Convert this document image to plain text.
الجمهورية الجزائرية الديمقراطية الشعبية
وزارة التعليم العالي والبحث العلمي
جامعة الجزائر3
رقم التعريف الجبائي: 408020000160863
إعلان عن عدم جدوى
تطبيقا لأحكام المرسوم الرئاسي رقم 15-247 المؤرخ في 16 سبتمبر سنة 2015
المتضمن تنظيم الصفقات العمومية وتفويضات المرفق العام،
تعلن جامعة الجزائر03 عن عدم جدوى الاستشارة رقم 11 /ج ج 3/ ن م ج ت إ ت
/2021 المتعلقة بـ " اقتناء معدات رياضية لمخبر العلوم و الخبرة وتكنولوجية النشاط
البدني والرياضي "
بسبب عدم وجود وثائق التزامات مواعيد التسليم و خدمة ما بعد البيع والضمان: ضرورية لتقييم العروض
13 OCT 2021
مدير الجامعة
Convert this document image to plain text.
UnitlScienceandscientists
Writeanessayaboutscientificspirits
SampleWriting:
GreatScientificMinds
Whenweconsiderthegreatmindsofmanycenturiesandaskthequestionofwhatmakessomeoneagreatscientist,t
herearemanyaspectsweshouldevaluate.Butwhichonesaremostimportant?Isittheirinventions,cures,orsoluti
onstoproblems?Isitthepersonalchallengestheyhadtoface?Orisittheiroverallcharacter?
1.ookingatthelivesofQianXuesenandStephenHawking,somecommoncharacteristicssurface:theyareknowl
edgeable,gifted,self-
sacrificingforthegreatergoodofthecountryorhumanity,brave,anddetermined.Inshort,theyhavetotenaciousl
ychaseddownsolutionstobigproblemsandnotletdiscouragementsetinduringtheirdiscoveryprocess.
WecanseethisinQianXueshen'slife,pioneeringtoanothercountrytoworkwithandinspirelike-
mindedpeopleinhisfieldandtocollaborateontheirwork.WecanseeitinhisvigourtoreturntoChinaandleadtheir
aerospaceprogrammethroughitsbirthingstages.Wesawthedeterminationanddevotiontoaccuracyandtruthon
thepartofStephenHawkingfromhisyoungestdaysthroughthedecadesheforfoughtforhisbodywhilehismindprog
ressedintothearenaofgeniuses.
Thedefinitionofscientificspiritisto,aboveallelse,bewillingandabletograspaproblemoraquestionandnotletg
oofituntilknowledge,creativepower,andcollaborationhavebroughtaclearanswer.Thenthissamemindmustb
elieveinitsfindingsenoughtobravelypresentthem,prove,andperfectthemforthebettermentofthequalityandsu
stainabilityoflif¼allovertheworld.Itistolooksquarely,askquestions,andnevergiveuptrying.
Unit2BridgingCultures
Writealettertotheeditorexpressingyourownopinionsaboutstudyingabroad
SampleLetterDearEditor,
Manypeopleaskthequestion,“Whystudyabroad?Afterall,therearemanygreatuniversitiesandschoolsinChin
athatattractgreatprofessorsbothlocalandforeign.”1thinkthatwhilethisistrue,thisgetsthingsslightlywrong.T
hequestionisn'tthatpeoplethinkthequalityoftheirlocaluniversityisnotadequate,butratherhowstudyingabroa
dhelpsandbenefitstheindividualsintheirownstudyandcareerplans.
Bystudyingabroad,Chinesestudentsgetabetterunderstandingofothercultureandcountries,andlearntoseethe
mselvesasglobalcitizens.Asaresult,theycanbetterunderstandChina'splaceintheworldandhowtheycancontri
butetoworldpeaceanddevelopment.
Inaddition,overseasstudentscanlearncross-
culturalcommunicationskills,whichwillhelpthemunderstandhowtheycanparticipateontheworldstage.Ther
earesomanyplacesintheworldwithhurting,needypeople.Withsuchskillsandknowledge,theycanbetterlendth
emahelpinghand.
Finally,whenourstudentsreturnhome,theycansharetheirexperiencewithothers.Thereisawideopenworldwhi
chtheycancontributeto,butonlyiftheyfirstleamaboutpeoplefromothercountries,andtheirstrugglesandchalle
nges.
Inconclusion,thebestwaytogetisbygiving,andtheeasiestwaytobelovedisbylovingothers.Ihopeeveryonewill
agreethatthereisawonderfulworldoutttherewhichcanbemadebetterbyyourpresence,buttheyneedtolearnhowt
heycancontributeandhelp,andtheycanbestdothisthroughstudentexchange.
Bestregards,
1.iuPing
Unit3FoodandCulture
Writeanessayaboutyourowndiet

________________________

Check each line in the listing above for the string "جدوى", then report how many lines contain it, with no other text.

> [Complete output]: 2